- [INSTRUCTIONS TO FOLLOW]
Give back a single number, the count of lines containing the word "Modulator".

——————————

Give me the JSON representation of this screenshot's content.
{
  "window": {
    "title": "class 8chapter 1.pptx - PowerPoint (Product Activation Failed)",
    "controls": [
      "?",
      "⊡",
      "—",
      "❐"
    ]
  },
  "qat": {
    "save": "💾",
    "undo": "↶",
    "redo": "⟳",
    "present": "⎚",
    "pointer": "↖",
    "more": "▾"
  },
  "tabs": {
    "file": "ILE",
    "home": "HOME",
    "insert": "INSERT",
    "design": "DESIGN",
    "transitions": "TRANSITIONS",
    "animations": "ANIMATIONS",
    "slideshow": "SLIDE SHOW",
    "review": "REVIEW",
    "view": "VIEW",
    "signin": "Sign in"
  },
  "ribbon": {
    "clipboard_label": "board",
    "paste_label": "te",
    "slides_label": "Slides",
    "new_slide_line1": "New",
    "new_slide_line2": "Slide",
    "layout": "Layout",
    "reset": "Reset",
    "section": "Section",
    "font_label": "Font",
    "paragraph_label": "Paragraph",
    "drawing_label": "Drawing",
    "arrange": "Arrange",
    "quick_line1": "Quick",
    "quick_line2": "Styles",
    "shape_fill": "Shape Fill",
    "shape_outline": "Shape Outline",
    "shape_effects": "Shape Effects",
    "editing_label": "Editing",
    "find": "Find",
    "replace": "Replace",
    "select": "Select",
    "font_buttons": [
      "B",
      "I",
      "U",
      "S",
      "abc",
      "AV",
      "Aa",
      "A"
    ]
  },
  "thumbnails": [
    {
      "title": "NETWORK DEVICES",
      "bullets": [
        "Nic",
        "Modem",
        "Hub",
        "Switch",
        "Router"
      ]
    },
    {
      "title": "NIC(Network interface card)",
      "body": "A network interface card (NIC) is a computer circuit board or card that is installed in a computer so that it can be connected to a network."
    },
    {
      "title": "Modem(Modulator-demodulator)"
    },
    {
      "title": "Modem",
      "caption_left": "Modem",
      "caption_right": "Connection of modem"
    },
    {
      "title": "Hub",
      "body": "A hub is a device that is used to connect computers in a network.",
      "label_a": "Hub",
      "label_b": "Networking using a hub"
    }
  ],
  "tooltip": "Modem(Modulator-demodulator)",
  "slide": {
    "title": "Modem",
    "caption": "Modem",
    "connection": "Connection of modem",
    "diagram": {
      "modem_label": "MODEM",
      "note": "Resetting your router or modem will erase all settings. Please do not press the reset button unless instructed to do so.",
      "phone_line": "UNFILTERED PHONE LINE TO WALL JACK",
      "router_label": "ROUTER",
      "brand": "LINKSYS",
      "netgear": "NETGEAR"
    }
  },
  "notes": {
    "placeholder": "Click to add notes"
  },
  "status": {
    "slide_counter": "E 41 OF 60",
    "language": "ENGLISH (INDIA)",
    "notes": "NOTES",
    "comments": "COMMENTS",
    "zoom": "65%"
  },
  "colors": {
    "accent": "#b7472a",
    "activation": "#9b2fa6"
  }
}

——————————

- [CORRECT ANSWER]
2